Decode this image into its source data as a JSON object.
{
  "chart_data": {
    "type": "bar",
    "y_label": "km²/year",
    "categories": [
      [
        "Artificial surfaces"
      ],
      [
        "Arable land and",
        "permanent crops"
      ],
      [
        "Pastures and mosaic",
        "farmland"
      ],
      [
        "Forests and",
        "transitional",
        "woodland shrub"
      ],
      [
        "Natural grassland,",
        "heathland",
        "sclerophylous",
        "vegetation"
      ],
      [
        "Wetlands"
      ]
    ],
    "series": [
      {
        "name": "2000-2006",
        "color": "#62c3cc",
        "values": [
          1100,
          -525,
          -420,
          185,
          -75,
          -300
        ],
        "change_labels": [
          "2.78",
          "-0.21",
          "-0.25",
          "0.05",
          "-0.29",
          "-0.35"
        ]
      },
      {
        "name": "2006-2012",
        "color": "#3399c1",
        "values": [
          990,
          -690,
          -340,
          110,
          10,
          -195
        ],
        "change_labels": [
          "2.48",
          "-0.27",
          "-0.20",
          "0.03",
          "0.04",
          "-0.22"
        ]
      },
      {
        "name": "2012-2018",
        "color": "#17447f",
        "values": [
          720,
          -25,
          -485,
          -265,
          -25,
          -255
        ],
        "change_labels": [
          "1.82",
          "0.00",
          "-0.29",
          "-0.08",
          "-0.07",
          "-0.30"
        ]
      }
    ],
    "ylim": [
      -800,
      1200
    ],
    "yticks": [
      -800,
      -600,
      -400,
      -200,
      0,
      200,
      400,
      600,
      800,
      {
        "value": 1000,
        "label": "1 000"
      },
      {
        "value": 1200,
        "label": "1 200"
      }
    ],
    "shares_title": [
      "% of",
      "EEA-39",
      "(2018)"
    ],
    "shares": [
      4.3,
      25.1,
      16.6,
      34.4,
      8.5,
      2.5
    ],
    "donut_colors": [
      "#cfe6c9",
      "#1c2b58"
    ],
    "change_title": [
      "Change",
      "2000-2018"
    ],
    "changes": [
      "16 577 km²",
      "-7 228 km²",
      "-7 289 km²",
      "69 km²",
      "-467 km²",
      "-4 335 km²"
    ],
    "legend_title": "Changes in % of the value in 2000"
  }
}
==
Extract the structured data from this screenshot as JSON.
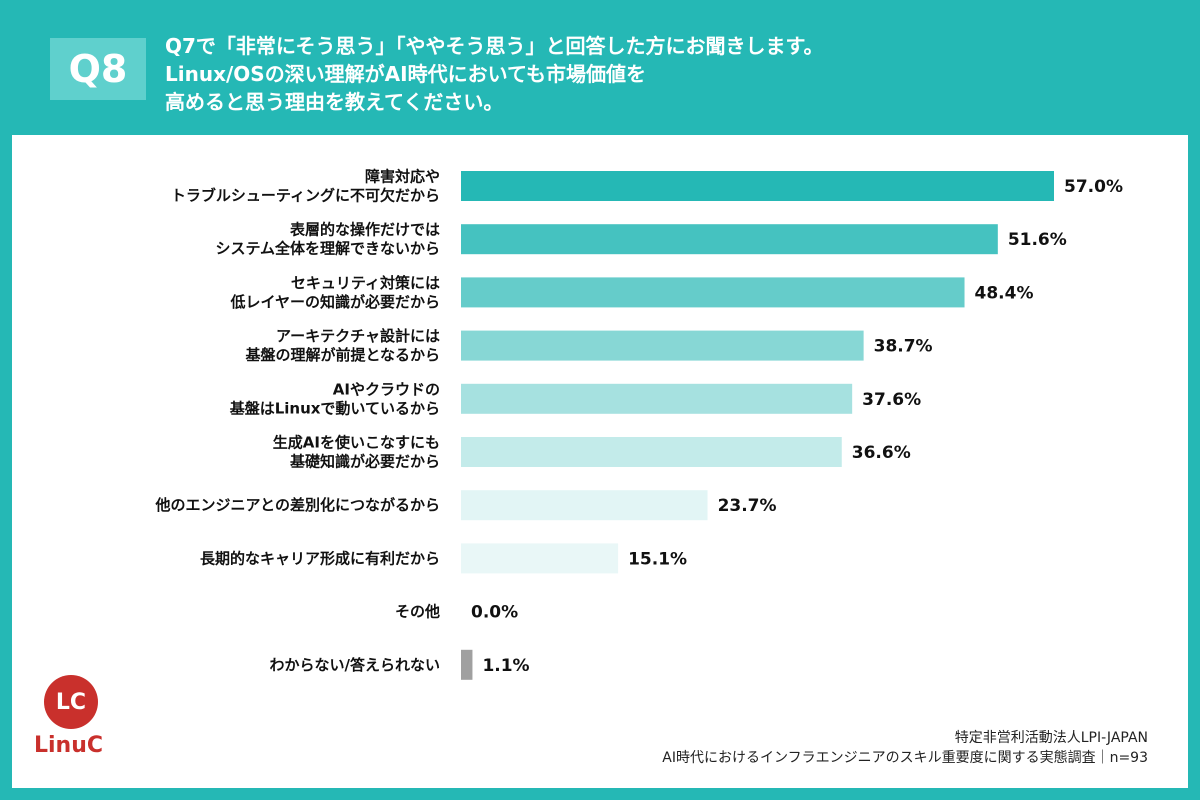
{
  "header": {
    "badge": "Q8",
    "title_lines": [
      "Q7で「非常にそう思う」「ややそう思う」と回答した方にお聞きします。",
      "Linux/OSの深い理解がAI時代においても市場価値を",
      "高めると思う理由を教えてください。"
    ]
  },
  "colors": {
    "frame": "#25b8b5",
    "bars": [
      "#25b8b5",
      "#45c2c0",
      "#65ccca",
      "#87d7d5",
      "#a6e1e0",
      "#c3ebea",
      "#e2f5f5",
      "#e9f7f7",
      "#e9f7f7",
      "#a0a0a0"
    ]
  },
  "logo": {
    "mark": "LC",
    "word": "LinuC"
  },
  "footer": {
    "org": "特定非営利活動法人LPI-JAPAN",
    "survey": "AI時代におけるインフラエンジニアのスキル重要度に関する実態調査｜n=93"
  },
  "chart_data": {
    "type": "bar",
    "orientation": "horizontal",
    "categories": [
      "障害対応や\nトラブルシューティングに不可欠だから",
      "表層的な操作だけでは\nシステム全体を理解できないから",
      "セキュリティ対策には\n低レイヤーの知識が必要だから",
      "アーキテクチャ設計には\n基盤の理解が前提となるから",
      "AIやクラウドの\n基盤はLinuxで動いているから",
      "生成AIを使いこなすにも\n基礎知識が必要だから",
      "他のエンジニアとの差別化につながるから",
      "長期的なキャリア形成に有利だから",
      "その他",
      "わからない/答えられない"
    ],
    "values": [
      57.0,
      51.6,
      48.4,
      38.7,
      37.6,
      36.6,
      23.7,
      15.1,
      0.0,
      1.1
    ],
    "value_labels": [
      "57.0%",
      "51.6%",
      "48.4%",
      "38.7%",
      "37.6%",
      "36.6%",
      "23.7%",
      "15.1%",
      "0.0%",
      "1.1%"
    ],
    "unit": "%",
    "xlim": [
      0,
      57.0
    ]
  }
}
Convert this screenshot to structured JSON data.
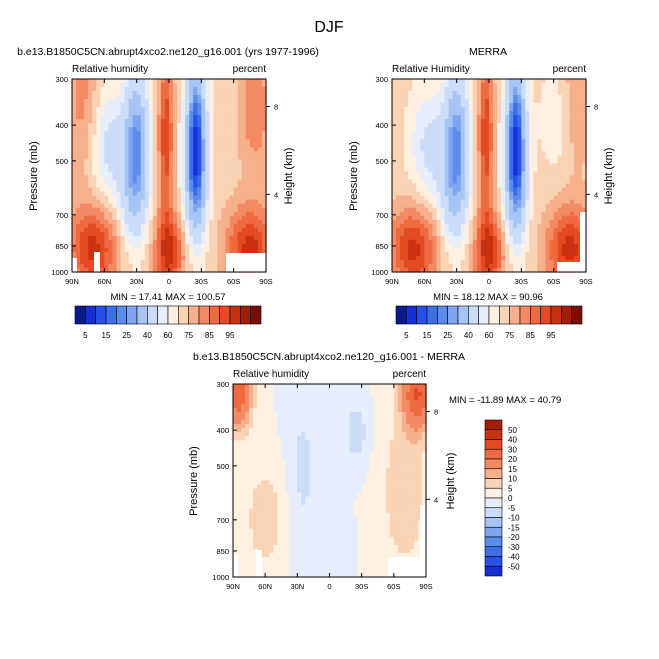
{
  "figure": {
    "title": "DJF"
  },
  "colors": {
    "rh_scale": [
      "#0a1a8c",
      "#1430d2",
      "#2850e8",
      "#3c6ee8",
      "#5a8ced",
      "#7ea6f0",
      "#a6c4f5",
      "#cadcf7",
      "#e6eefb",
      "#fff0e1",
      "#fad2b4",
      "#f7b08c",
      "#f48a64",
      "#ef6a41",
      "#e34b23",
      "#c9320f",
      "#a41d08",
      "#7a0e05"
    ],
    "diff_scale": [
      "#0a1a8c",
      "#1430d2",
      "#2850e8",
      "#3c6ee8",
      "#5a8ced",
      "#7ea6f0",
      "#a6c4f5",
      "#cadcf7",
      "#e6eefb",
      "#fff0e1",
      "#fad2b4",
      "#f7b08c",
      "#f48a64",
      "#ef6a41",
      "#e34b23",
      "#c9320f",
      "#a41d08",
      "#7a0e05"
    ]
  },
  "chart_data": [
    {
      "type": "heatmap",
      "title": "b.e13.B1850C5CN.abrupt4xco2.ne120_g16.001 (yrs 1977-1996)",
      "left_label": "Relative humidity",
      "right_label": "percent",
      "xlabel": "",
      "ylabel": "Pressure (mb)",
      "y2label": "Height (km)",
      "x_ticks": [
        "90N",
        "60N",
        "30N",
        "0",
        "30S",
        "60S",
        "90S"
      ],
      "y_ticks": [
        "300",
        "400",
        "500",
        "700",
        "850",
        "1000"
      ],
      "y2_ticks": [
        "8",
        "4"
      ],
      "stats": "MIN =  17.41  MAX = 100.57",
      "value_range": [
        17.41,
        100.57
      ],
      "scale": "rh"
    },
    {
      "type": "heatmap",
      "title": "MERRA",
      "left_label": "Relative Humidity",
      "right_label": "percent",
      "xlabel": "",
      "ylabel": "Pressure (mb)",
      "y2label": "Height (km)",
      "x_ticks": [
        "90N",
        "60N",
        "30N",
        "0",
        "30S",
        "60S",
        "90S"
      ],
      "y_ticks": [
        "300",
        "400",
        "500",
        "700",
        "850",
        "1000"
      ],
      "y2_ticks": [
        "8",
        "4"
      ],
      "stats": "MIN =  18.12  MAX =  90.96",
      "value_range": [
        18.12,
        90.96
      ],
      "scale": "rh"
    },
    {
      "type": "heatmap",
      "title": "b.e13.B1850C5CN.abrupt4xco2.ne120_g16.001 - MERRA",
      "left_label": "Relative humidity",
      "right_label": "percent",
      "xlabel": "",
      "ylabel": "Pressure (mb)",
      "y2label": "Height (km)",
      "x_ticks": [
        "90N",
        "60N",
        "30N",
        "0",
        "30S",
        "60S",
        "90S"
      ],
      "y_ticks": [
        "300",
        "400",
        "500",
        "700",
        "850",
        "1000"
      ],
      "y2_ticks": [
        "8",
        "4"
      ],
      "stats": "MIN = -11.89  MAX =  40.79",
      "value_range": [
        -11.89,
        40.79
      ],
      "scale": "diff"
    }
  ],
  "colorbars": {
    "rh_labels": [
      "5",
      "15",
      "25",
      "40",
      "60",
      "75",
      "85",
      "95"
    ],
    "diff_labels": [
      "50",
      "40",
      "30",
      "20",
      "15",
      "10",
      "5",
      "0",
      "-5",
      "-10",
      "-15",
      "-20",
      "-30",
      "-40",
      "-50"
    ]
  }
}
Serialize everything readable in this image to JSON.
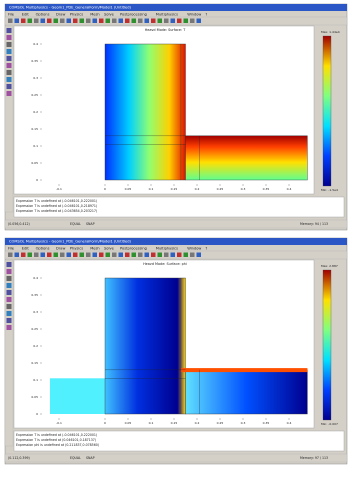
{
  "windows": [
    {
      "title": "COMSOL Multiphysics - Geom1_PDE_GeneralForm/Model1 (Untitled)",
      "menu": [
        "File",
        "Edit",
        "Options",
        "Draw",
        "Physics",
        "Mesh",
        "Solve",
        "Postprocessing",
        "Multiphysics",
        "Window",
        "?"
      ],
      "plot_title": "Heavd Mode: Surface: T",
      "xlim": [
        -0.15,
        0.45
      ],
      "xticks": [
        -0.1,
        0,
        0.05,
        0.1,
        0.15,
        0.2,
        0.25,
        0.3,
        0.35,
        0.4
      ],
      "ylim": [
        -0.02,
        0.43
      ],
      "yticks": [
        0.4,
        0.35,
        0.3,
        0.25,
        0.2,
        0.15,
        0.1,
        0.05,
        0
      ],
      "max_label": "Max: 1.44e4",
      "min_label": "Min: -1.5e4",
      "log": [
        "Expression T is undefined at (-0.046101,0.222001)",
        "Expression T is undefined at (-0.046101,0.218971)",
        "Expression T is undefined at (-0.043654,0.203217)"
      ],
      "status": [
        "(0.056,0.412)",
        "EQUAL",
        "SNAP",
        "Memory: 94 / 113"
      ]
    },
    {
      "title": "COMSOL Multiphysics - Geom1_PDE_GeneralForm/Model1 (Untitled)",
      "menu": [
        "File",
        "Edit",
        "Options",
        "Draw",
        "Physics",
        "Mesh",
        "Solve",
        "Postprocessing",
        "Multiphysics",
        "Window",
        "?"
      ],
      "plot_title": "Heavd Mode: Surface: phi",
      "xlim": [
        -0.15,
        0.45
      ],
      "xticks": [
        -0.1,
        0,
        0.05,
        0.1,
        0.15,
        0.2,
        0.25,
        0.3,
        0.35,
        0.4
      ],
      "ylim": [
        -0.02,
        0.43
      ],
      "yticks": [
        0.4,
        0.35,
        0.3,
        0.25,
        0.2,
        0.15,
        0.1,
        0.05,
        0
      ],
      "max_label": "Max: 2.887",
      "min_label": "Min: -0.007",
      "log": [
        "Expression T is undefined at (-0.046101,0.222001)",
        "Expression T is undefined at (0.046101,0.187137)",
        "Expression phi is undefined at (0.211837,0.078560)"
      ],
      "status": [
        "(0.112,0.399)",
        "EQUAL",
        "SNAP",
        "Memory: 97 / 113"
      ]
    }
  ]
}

** Exercise instructions **
In the records above, locate every line with the string "Expression" and copy it.

** Task result **
        "Expression T is undefined at (-0.046101,0.222001)",
        "Expression T is undefined at (-0.046101,0.218971)",
        "Expression T is undefined at (-0.043654,0.203217)"
        "Expression T is undefined at (-0.046101,0.222001)",
        "Expression T is undefined at (0.046101,0.187137)",
        "Expression phi is undefined at (0.211837,0.078560)"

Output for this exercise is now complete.